Begin
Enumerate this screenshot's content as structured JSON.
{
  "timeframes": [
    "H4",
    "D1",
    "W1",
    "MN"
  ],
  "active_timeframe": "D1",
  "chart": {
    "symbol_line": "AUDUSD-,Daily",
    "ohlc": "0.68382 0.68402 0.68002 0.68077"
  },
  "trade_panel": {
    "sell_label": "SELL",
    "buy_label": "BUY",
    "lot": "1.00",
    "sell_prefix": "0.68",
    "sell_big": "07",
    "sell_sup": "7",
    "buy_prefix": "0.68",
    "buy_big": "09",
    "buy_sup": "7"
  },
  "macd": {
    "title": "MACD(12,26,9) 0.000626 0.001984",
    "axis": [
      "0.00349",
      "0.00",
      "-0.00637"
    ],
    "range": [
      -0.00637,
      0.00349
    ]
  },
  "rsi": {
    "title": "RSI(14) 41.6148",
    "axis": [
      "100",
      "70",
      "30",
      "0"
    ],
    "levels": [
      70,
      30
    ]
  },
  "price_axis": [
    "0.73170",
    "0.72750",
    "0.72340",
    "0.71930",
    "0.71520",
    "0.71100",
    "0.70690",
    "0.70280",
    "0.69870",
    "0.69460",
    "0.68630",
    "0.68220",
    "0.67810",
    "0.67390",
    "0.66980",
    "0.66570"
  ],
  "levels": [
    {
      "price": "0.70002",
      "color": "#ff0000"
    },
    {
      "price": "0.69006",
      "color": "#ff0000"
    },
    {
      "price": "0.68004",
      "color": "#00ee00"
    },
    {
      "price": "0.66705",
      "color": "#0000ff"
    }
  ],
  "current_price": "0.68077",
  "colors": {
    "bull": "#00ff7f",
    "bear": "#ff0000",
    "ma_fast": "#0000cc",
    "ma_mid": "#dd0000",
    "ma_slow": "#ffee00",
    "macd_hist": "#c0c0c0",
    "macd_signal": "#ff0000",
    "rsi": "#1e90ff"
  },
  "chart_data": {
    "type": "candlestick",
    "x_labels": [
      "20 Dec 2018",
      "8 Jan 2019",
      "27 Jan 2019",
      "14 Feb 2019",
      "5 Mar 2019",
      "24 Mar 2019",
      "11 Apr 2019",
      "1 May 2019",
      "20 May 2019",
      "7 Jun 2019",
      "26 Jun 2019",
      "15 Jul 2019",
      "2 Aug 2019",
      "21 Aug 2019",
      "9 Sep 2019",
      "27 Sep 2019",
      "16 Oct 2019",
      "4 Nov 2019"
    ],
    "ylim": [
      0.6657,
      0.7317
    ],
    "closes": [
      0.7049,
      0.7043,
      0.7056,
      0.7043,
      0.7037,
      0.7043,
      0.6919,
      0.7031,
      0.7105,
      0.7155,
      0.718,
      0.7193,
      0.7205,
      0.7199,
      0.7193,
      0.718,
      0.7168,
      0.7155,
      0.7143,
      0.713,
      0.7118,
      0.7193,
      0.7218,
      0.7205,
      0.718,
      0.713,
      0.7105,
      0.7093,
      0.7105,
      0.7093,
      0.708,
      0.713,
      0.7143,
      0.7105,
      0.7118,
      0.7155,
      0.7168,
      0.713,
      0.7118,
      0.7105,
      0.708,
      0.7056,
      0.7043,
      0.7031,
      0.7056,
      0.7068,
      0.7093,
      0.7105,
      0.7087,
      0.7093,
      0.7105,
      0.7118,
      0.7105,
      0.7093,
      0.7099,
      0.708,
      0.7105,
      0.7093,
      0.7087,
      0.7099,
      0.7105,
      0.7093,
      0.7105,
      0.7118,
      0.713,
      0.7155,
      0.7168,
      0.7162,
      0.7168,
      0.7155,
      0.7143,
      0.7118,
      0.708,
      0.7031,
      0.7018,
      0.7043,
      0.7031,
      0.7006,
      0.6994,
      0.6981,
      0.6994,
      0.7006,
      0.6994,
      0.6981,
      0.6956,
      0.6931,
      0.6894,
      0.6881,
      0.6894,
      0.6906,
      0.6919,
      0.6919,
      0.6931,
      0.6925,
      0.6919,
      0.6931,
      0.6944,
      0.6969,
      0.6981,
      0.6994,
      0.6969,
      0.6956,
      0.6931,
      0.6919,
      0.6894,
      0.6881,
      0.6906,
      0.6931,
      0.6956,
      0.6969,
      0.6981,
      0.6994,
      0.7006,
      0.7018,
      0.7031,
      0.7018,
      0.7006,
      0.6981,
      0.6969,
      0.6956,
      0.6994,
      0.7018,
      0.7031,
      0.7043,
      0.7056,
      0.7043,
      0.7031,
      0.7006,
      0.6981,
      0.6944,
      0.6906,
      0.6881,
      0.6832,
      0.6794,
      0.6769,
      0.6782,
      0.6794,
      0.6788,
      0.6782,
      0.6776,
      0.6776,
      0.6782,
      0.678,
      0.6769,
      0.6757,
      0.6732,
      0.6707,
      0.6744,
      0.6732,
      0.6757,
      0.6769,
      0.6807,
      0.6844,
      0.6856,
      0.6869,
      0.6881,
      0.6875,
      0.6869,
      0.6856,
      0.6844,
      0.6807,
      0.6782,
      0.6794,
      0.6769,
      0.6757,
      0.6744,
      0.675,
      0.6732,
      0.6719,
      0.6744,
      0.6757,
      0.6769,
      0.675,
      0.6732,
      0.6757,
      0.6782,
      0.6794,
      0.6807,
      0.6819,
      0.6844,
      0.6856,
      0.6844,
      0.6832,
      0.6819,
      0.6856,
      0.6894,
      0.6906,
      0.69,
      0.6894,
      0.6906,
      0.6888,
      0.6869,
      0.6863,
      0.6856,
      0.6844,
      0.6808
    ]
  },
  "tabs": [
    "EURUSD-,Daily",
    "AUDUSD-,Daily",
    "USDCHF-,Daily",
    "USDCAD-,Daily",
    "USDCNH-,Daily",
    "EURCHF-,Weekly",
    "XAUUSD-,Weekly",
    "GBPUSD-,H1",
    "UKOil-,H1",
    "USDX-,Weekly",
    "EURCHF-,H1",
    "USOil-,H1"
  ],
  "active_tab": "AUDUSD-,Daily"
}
End
■ WHAT IS ASKED
Show every line in the records above that contains the word "title".

■ SOLVED EXERCISE
    "title": "MACD(12,26,9) 0.000626 0.001984",
    "title": "RSI(14) 41.6148",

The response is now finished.